- **Work to be completed**: Copy out lines with the word "steps" from the material that follows.

Dataset items
· · · · ·
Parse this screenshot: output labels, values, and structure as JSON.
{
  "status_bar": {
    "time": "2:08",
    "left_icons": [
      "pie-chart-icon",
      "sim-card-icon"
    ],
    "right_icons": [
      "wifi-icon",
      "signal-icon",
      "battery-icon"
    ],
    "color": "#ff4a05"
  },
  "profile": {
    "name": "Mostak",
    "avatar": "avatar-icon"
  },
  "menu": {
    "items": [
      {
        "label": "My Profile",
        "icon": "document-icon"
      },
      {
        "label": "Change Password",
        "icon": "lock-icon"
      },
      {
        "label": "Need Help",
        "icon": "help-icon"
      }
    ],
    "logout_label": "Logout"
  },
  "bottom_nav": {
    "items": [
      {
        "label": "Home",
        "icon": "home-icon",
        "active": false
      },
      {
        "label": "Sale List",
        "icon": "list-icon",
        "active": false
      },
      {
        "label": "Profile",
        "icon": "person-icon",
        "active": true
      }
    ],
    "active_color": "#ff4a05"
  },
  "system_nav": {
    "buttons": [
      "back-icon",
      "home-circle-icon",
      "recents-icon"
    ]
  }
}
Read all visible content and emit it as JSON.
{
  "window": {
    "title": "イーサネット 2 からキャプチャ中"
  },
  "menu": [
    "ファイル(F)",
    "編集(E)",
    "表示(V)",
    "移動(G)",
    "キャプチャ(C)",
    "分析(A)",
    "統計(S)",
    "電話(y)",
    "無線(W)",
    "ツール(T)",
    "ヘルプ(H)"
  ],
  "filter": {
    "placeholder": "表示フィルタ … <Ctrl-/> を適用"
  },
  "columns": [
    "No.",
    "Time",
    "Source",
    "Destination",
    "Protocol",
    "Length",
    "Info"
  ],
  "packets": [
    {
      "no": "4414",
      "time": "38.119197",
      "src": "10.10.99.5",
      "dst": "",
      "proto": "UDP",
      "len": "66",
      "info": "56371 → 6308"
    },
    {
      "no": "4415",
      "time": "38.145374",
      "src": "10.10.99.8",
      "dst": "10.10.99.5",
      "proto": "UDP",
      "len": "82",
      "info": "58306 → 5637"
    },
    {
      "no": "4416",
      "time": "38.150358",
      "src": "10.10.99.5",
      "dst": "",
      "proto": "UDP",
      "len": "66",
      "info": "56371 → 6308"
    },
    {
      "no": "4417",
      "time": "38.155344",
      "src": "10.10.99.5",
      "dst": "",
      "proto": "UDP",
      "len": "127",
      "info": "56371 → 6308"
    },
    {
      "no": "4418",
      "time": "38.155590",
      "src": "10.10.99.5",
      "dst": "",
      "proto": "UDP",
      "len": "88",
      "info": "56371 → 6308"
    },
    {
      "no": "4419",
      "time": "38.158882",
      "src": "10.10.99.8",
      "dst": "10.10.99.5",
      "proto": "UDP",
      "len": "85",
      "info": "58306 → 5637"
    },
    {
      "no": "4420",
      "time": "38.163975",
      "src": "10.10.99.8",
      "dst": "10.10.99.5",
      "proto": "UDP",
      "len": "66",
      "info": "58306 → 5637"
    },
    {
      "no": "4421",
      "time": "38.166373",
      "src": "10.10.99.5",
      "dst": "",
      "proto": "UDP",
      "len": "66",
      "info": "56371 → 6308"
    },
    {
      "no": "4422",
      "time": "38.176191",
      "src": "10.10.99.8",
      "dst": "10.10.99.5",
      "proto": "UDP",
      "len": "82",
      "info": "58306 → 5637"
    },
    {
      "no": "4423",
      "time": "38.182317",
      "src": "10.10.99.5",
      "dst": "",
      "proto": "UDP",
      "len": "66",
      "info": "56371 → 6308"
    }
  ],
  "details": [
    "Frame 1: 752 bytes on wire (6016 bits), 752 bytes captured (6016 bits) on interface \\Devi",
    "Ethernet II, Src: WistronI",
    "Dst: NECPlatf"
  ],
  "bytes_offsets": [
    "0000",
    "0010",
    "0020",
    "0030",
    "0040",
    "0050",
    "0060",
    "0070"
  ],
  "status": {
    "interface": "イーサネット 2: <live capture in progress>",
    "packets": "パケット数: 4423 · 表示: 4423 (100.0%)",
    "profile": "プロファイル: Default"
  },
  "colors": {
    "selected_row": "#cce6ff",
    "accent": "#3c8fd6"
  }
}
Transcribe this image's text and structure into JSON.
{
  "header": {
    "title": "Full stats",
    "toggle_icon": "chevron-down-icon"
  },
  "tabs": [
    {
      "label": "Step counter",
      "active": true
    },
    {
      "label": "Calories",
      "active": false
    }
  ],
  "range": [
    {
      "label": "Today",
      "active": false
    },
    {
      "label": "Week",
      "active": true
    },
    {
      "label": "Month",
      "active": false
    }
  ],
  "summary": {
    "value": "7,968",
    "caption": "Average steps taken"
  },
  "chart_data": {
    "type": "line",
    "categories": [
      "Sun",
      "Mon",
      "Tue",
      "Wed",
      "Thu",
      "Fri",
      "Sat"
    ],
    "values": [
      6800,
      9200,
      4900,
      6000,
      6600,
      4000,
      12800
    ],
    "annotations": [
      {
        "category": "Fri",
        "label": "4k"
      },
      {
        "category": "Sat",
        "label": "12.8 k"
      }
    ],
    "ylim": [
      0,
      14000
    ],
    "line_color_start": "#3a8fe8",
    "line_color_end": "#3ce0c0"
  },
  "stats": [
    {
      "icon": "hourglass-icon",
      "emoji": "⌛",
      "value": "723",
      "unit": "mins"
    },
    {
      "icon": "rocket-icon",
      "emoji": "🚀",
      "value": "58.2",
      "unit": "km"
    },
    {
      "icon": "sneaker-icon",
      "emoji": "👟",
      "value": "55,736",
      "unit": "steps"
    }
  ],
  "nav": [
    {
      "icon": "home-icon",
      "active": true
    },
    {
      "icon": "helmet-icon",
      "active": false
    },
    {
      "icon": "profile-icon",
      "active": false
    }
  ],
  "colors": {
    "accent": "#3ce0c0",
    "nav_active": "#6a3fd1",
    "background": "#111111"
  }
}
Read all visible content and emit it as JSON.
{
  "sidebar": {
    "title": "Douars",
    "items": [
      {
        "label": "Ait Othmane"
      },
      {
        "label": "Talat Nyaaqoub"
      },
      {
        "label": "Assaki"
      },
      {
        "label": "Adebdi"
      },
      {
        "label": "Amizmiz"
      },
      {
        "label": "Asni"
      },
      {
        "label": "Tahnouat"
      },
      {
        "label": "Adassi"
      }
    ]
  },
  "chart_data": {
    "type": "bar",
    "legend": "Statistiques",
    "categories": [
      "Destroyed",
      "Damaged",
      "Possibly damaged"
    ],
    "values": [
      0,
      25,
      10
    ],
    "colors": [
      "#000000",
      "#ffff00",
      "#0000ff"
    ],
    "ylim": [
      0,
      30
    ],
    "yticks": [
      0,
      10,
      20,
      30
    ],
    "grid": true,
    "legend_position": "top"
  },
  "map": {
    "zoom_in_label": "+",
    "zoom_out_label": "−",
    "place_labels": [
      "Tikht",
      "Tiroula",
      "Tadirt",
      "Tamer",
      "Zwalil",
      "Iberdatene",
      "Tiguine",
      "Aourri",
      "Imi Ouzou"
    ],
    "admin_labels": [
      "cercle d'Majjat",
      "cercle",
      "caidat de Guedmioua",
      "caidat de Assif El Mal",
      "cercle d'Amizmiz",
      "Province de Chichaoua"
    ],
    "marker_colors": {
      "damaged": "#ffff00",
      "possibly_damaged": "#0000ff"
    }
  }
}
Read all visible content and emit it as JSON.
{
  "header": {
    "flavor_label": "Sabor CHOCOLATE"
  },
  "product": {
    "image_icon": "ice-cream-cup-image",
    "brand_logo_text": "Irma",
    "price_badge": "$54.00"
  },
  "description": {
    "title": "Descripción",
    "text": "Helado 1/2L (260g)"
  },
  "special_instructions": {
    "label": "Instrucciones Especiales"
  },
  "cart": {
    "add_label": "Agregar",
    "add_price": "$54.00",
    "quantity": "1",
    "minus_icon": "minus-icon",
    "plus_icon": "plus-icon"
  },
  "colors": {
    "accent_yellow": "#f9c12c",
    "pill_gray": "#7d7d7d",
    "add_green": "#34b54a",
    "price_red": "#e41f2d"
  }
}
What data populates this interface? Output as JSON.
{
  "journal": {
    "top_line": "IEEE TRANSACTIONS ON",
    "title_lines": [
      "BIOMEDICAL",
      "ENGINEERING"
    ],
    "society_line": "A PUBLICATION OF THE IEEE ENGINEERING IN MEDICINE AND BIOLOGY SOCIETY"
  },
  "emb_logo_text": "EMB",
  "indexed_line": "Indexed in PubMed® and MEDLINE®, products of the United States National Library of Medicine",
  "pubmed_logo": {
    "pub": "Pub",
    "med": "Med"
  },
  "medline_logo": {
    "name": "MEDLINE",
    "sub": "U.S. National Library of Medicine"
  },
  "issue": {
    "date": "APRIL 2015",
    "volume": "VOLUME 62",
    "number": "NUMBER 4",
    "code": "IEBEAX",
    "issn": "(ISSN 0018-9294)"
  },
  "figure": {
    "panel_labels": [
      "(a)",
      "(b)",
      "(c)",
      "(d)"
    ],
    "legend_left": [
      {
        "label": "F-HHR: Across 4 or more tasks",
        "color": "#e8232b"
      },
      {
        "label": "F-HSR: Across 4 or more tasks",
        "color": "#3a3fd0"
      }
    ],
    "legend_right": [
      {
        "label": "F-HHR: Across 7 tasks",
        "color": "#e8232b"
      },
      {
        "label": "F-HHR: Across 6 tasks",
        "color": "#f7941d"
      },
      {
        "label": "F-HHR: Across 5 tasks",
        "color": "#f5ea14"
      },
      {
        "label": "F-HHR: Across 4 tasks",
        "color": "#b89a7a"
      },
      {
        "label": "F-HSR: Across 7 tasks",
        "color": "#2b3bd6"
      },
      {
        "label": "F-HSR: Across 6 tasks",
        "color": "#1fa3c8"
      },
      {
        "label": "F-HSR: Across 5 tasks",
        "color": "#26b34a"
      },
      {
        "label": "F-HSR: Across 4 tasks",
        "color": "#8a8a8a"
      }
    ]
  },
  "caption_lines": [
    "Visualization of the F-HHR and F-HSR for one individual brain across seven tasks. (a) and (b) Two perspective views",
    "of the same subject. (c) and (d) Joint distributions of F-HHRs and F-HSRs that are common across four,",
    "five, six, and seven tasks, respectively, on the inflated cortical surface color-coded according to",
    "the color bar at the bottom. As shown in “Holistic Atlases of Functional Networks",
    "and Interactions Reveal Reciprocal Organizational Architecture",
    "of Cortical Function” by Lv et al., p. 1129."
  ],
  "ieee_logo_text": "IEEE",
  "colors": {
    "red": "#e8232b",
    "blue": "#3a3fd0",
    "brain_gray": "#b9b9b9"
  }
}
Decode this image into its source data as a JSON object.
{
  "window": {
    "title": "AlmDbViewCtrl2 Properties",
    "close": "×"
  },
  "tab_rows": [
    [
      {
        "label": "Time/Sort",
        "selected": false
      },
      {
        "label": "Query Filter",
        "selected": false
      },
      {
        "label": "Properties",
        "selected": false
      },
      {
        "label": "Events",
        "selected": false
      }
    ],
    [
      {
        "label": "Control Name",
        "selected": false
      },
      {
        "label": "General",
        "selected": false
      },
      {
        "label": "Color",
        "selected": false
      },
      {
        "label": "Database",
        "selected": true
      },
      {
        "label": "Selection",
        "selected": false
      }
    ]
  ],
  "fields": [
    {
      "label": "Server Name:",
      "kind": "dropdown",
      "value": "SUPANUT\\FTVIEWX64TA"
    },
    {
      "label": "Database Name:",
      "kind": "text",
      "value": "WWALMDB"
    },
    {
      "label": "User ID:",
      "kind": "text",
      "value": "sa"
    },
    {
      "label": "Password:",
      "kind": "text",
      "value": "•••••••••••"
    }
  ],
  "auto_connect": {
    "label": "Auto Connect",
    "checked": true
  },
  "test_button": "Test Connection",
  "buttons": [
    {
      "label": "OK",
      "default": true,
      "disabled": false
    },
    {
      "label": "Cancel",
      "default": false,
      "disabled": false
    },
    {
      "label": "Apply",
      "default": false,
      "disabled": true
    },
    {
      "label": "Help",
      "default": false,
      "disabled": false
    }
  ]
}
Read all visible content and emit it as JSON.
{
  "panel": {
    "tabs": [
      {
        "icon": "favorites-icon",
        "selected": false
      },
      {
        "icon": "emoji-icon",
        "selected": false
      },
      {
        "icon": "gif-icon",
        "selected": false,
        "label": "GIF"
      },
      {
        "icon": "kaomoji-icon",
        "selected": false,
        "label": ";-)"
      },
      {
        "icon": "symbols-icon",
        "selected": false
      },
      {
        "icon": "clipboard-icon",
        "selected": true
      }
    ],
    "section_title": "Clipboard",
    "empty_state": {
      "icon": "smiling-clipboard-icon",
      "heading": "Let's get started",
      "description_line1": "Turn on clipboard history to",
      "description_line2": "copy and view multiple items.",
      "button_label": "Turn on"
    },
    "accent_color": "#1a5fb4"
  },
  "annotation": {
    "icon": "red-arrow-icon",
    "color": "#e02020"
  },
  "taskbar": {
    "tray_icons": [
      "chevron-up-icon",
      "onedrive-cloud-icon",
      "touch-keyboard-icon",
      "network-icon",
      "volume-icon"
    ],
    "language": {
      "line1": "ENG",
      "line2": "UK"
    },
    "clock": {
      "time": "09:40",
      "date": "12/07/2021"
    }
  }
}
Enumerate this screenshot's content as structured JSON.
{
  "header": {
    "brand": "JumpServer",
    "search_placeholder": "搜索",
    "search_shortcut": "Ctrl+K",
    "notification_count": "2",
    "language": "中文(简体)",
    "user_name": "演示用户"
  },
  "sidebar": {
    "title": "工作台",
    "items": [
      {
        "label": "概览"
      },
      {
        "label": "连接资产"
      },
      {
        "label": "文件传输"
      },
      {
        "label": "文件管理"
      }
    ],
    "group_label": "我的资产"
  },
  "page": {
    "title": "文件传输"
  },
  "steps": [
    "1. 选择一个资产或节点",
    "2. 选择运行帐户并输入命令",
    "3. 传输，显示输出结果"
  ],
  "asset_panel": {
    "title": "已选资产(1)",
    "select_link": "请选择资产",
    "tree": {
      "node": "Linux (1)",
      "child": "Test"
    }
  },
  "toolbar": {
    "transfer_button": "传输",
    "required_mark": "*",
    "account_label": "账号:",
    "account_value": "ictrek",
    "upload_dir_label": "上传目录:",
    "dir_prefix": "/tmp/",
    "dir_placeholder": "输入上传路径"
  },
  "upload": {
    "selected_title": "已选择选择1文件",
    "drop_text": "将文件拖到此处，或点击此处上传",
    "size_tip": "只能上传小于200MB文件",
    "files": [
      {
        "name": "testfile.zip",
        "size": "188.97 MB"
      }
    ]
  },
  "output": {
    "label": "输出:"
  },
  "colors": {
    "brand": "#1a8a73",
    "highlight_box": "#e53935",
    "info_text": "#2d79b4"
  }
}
· · · · ·
- **Finished exercise**:
    "caption": "Average steps taken"
      "unit": "steps"
  "steps": [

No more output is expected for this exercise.